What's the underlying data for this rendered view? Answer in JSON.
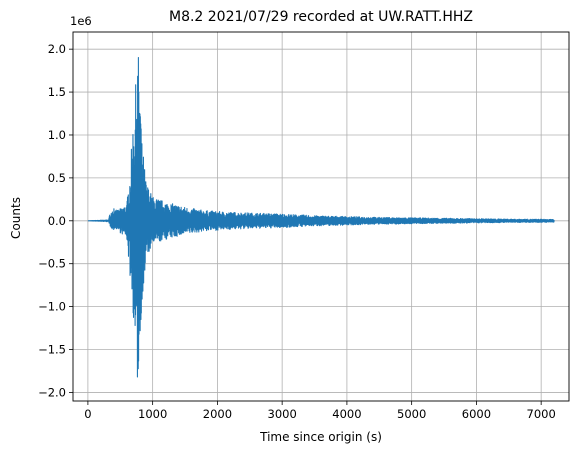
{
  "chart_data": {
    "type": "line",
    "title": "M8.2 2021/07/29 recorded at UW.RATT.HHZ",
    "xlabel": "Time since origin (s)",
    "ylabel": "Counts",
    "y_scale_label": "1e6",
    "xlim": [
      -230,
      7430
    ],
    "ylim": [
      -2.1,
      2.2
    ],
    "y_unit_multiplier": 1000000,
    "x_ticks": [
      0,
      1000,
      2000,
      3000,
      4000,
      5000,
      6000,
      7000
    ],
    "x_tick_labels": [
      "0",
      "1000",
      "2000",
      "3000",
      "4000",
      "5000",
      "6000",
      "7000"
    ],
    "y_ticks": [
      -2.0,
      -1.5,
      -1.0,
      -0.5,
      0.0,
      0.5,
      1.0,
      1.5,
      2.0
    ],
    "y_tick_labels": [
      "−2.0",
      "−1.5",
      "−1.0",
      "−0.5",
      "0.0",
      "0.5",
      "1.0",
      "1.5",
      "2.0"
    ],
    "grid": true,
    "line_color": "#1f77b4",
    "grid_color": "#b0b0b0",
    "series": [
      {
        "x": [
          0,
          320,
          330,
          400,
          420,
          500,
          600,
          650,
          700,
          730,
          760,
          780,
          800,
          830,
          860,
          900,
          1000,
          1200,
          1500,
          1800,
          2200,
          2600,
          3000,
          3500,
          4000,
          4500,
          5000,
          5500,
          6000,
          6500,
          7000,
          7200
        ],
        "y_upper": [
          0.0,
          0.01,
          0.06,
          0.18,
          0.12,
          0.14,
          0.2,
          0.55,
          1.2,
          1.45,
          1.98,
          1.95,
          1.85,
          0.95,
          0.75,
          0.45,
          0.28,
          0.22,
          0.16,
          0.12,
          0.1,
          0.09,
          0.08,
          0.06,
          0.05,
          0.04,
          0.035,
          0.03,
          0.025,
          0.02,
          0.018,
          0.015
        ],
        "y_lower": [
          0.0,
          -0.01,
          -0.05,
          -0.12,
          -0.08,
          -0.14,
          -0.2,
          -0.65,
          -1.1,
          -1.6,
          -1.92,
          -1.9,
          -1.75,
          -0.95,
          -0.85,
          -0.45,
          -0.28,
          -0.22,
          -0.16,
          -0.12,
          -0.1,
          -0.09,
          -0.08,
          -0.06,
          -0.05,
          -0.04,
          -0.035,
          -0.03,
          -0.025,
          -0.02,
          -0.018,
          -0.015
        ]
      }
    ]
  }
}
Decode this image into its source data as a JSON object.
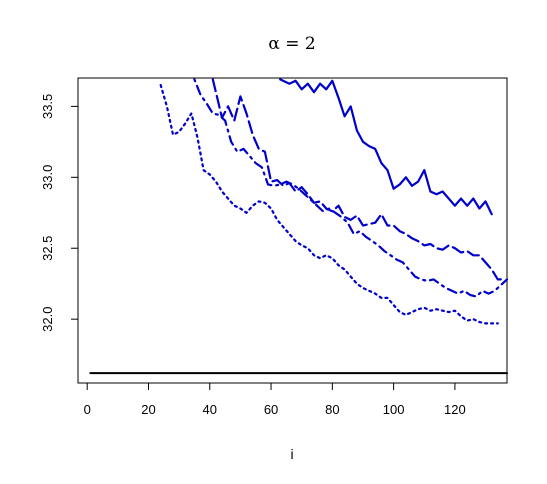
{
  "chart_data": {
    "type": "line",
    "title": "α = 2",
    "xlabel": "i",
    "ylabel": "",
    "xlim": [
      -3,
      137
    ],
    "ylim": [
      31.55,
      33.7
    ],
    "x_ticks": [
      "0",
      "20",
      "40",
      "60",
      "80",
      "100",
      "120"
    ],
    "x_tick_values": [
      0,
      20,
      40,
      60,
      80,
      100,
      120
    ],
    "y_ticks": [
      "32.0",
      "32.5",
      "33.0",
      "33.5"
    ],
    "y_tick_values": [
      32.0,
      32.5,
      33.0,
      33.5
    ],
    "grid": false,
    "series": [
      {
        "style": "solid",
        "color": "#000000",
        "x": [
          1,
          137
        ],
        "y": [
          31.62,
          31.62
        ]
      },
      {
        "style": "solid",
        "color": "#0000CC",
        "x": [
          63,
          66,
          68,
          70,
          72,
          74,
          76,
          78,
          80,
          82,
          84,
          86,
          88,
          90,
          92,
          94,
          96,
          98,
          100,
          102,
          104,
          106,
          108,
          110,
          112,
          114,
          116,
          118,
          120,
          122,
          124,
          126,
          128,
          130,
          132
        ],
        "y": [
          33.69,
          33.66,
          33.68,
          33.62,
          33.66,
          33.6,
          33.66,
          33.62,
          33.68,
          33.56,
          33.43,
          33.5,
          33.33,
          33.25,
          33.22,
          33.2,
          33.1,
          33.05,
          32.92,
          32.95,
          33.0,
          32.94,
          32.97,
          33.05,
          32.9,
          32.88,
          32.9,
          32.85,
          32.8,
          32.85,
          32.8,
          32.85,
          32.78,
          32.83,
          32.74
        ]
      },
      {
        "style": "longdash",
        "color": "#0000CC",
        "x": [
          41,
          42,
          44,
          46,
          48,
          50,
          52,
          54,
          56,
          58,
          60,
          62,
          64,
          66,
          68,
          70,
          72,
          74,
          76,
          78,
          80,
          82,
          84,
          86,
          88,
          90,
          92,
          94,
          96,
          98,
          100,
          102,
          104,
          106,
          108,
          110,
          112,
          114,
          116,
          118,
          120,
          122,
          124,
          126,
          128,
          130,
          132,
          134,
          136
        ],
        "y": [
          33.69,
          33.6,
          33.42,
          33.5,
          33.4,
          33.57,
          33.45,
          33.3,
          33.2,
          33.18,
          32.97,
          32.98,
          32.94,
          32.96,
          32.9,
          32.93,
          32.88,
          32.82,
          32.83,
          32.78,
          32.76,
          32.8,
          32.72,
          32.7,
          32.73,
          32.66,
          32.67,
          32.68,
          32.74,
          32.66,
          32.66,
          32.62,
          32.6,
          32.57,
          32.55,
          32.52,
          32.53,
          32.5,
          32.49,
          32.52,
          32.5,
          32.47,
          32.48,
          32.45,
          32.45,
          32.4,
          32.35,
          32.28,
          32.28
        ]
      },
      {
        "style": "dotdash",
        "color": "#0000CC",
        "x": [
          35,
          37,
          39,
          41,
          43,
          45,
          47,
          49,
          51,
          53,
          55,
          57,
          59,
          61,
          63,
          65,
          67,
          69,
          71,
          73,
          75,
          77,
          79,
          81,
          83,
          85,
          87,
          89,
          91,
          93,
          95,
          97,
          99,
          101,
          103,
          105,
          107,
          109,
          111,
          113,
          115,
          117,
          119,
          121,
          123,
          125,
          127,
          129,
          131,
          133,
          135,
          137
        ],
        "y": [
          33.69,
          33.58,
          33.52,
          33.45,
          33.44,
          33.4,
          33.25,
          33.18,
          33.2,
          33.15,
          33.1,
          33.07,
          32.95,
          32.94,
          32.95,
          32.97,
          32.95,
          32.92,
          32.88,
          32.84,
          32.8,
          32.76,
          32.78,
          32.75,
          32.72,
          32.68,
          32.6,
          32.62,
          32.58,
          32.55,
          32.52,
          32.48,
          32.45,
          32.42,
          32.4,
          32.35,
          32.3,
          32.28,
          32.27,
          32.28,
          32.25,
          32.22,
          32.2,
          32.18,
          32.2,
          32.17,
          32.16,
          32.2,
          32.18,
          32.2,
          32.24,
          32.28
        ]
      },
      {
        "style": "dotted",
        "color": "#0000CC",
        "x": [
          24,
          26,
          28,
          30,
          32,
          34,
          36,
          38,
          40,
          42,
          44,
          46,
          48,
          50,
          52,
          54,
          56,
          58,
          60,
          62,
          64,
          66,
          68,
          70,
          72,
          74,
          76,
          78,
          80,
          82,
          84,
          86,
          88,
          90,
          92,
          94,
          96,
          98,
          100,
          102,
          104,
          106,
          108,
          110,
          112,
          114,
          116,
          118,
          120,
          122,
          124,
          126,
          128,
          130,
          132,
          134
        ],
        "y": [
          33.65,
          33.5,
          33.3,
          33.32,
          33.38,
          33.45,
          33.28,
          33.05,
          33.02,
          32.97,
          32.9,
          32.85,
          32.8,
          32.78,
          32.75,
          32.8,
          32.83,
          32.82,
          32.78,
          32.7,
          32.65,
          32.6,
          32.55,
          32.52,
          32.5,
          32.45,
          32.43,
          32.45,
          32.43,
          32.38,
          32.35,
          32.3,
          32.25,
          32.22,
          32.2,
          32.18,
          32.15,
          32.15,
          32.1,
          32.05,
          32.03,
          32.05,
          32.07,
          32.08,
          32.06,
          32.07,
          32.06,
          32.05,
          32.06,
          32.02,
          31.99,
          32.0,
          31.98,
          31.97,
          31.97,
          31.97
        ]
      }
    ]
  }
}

Written exercise
Copy out all lines where the word "JSON" appears.

Task answer
What's the underlying data for this rendered view? Answer in JSON.
Decode this image into its source data as a JSON object.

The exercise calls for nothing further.